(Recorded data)

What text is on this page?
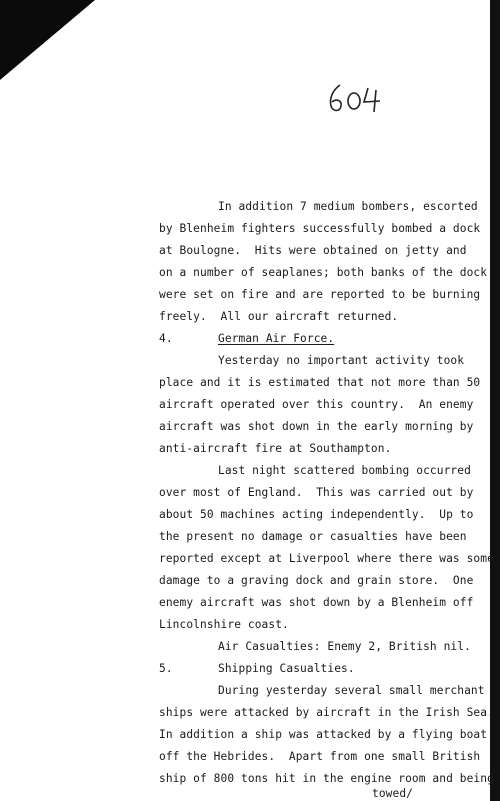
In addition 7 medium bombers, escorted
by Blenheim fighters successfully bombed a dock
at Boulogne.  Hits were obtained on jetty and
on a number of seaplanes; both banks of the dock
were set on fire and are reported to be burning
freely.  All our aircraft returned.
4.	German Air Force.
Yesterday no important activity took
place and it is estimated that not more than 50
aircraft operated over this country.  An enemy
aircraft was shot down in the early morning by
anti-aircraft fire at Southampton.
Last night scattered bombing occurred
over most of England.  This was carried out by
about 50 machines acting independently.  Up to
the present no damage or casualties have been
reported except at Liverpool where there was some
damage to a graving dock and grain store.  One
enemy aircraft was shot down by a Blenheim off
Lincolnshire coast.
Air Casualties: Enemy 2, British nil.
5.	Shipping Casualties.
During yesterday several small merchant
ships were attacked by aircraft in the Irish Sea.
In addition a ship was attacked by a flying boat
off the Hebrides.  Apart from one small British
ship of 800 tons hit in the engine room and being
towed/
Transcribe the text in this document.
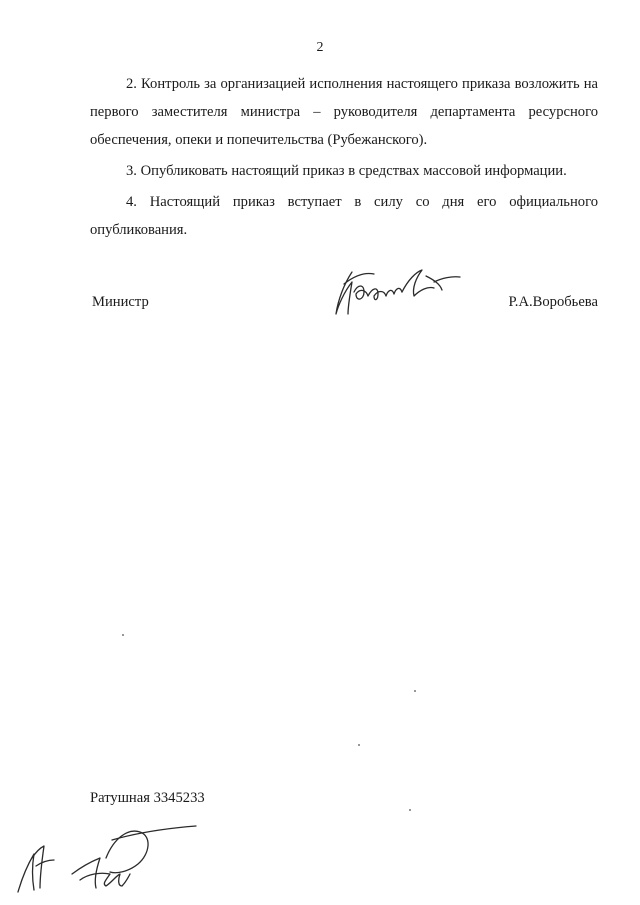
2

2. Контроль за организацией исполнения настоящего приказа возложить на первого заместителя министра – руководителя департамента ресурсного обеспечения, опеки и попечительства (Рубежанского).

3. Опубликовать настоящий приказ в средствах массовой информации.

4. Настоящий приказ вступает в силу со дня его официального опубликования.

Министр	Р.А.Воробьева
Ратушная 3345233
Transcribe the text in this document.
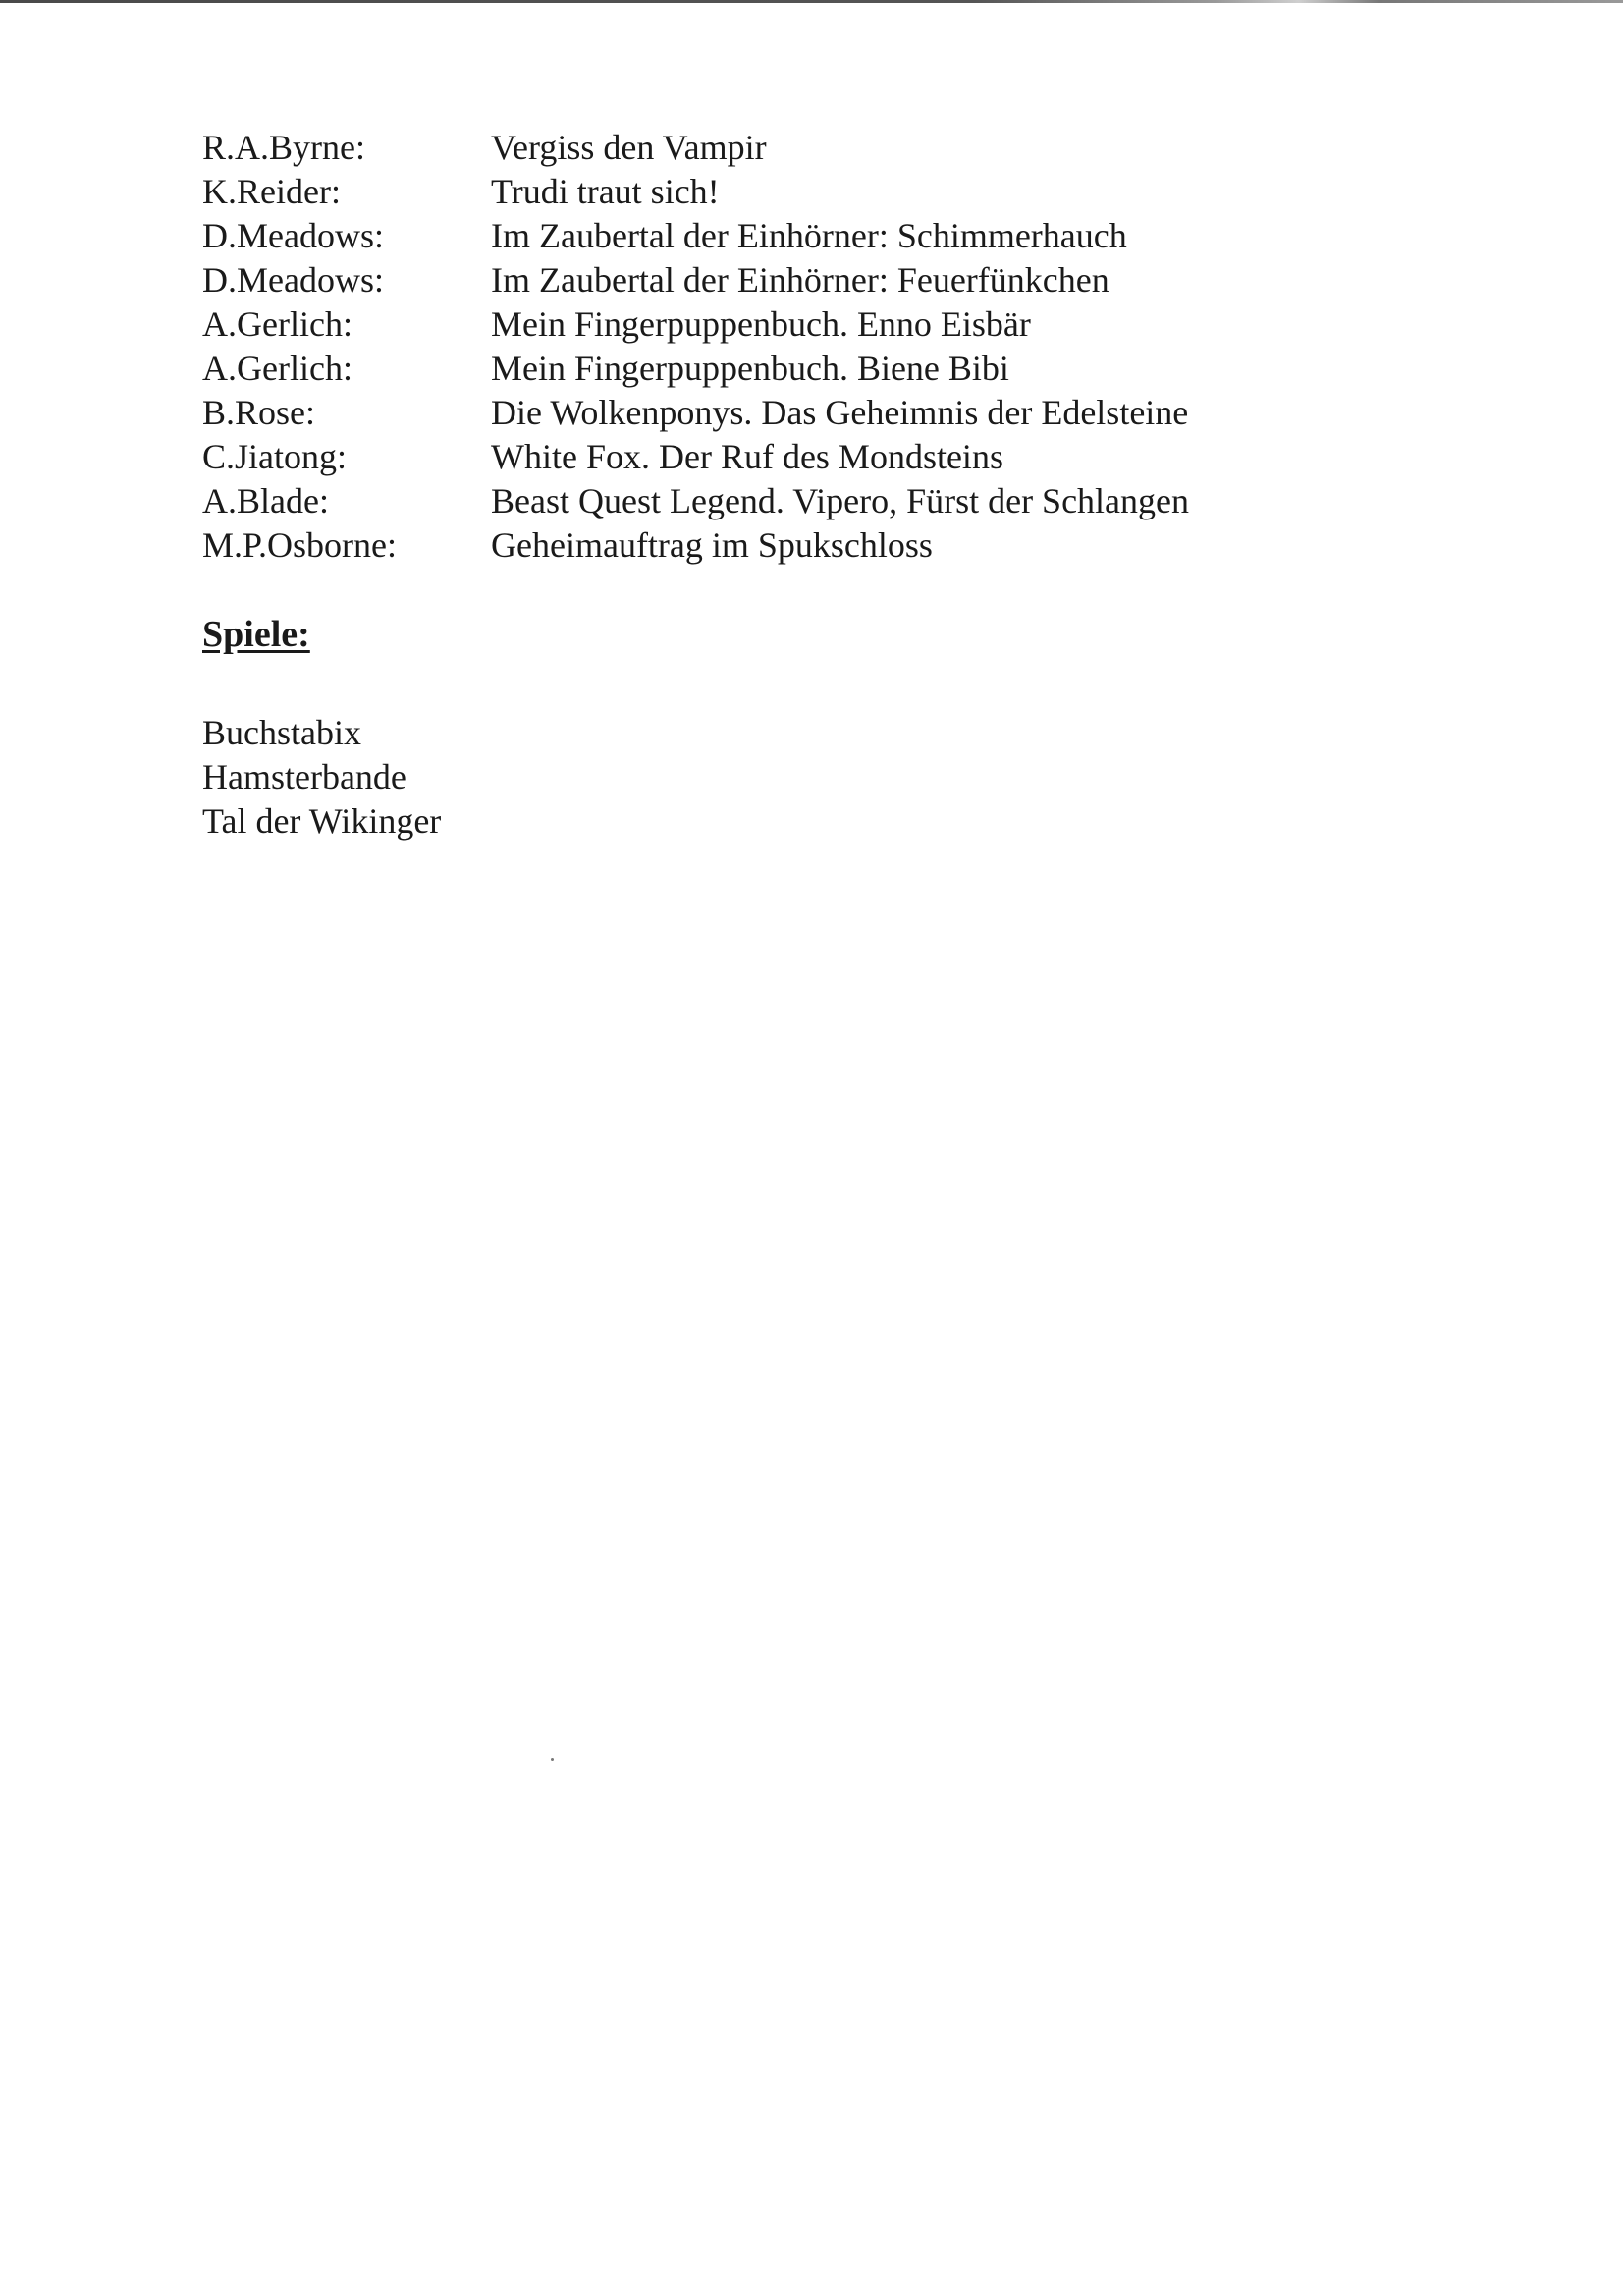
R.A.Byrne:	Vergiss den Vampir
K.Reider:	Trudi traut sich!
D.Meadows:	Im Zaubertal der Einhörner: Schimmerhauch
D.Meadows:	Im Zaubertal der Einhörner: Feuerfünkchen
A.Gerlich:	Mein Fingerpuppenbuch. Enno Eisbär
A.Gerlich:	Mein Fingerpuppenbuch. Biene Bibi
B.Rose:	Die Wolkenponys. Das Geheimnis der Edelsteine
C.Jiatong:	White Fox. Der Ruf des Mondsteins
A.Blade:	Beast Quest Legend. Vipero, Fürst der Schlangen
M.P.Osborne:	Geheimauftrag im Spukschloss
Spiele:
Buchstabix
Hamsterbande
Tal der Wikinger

• WHAT THIS TASK INVOLVES
Go through the entries above and output them exactly, without pictures.

• RESULT BELOW
What text is on this page?
In addition 7 medium bombers, escorted
by Blenheim fighters successfully bombed a dock
at Boulogne.  Hits were obtained on jetty and
on a number of seaplanes; both banks of the dock
were set on fire and are reported to be burning
freely.  All our aircraft returned.
4.	German Air Force.
Yesterday no important activity took
place and it is estimated that not more than 50
aircraft operated over this country.  An enemy
aircraft was shot down in the early morning by
anti-aircraft fire at Southampton.
Last night scattered bombing occurred
over most of England.  This was carried out by
about 50 machines acting independently.  Up to
the present no damage or casualties have been
reported except at Liverpool where there was some
damage to a graving dock and grain store.  One
enemy aircraft was shot down by a Blenheim off
Lincolnshire coast.
Air Casualties: Enemy 2, British nil.
5.	Shipping Casualties.
During yesterday several small merchant
ships were attacked by aircraft in the Irish Sea.
In addition a ship was attacked by a flying boat
off the Hebrides.  Apart from one small British
ship of 800 tons hit in the engine room and being
towed/
Transcribe the text in this document.
2

2. Контроль за организацией исполнения настоящего приказа возложить на первого заместителя министра – руководителя департамента ресурсного обеспечения, опеки и попечительства (Рубежанского).

3. Опубликовать настоящий приказ в средствах массовой информации.

4. Настоящий приказ вступает в силу со дня его официального опубликования.

Министр	Р.А.Воробьева
Ратушная 3345233
Transcribe the text in this document.
R.A.Byrne:	Vergiss den Vampir
K.Reider:	Trudi traut sich!
D.Meadows:	Im Zaubertal der Einhörner: Schimmerhauch
D.Meadows:	Im Zaubertal der Einhörner: Feuerfünkchen
A.Gerlich:	Mein Fingerpuppenbuch. Enno Eisbär
A.Gerlich:	Mein Fingerpuppenbuch. Biene Bibi
B.Rose:	Die Wolkenponys. Das Geheimnis der Edelsteine
C.Jiatong:	White Fox. Der Ruf des Mondsteins
A.Blade:	Beast Quest Legend. Vipero, Fürst der Schlangen
M.P.Osborne:	Geheimauftrag im Spukschloss
Spiele:
Buchstabix
Hamsterbande
Tal der Wikinger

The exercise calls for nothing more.